___ Records ___

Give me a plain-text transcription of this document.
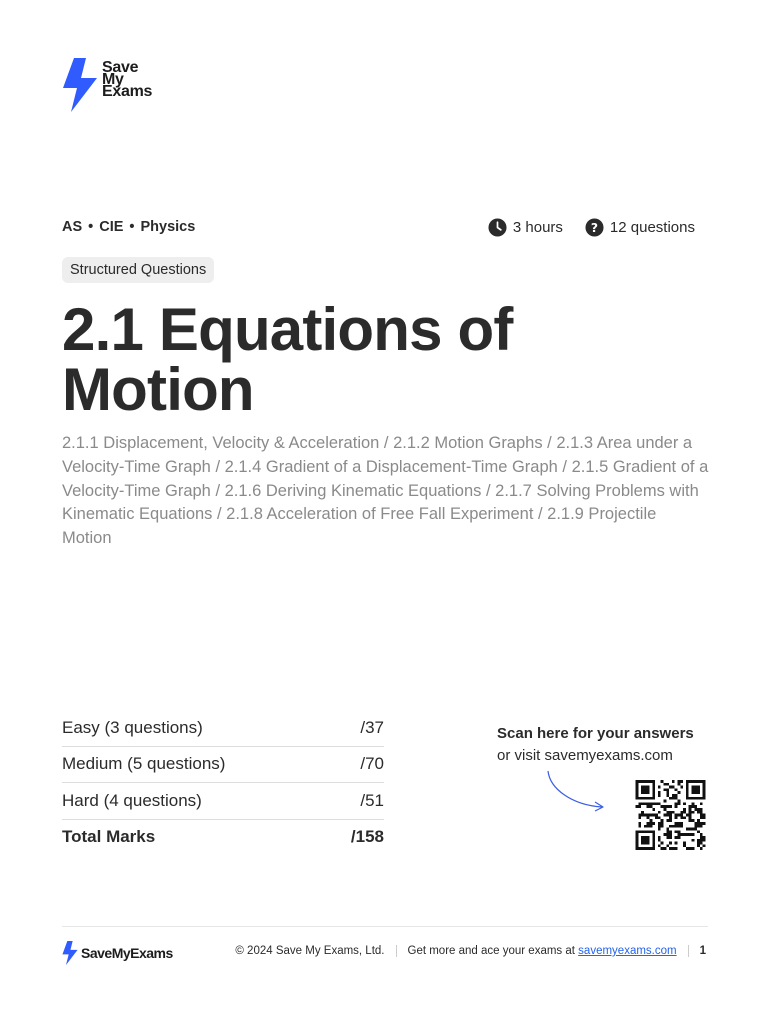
Save
My
Exams
AS • CIE • Physics	3 hours ? 12 questions
Structured Questions
2.1 Equations of Motion
2.1.1 Displacement, Velocity & Acceleration / 2.1.2 Motion Graphs / 2.1.3 Area under a Velocity-Time Graph / 2.1.4 Gradient of a Displacement-Time Graph / 2.1.5 Gradient of a Velocity-Time Graph / 2.1.6 Deriving Kinematic Equations / 2.1.7 Solving Problems with Kinematic Equations / 2.1.8 Acceleration of Free Fall Experiment / 2.1.9 Projectile Motion
Easy (3 questions)	/37
Medium (5 questions)	/70
Hard (4 questions)	/51
Total Marks	/158
Scan here for your answers
or visit savemyexams.com
SaveMyExams	© 2024 Save My Exams, Ltd. Get more and ace your exams at savemyexams.com 1
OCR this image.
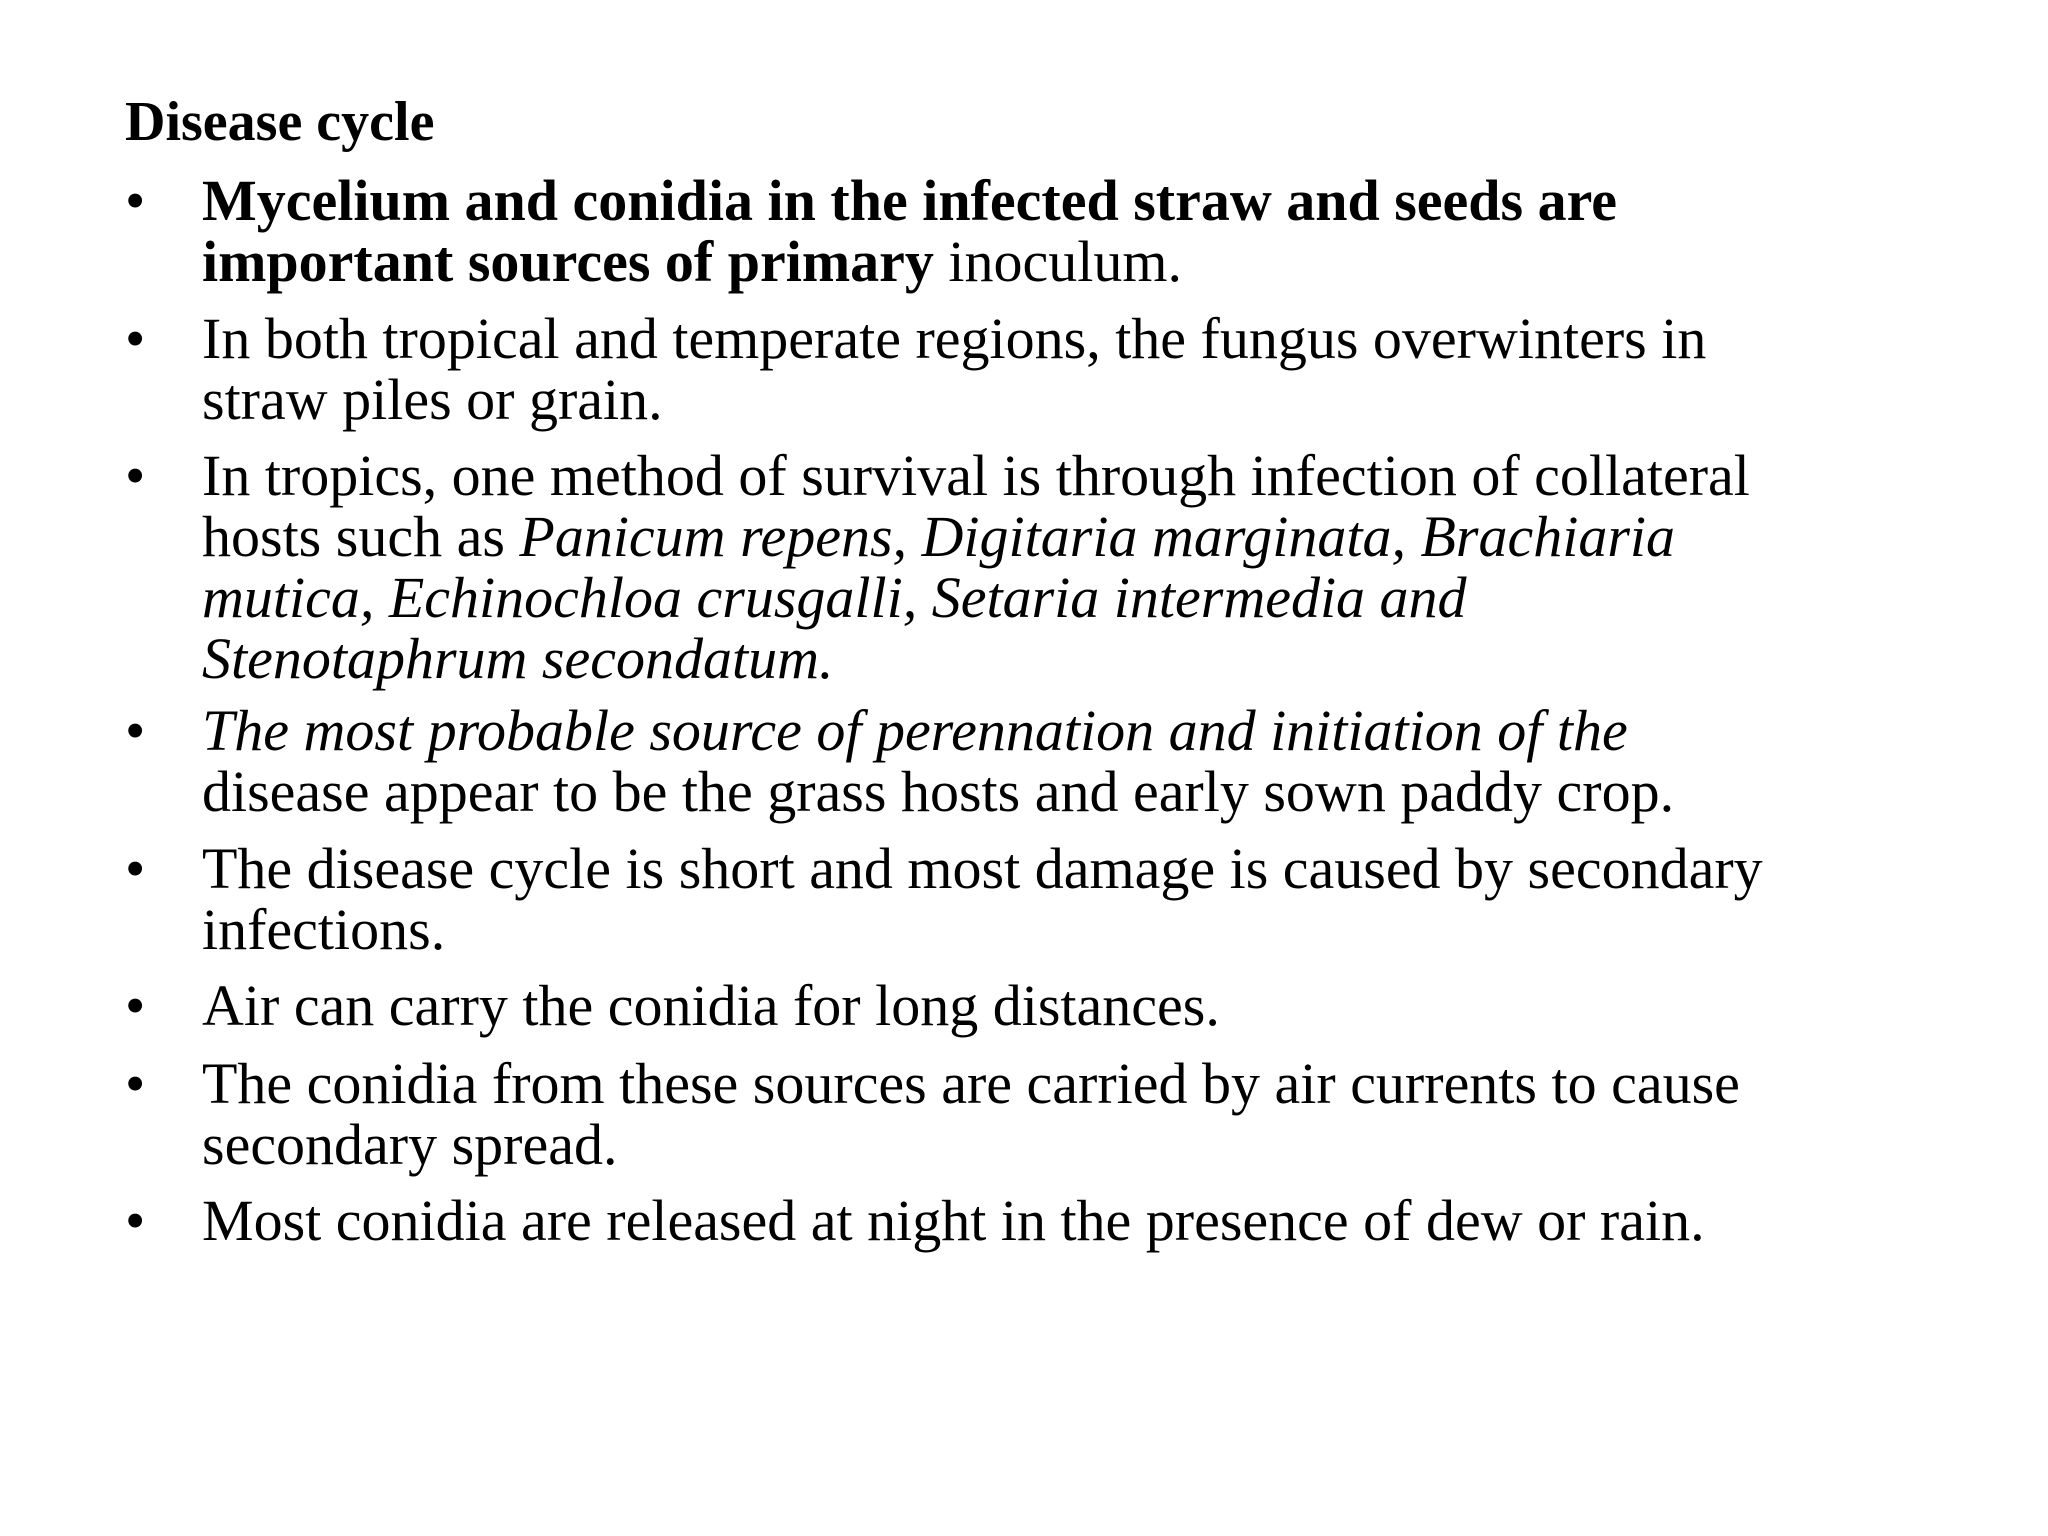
Disease cycle
• Mycelium and conidia in the infected straw and seeds are
important sources of primary inoculum.
• In both tropical and temperate regions, the fungus overwinters in
straw piles or grain.
• In tropics, one method of survival is through infection of collateral
hosts such as Panicum repens, Digitaria marginata, Brachiaria
mutica, Echinochloa crusgalli, Setaria intermedia and
Stenotaphrum secondatum.
• The most probable source of perennation and initiation of the
disease appear to be the grass hosts and early sown paddy crop.
• The disease cycle is short and most damage is caused by secondary
infections.
• Air can carry the conidia for long distances.
• The conidia from these sources are carried by air currents to cause
secondary spread.
• Most conidia are released at night in the presence of dew or rain.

___

◆ **To do**
Looking at the records above, report how many lines contain the word "hosts". Answer with the number only.

◆ **Complete response**
2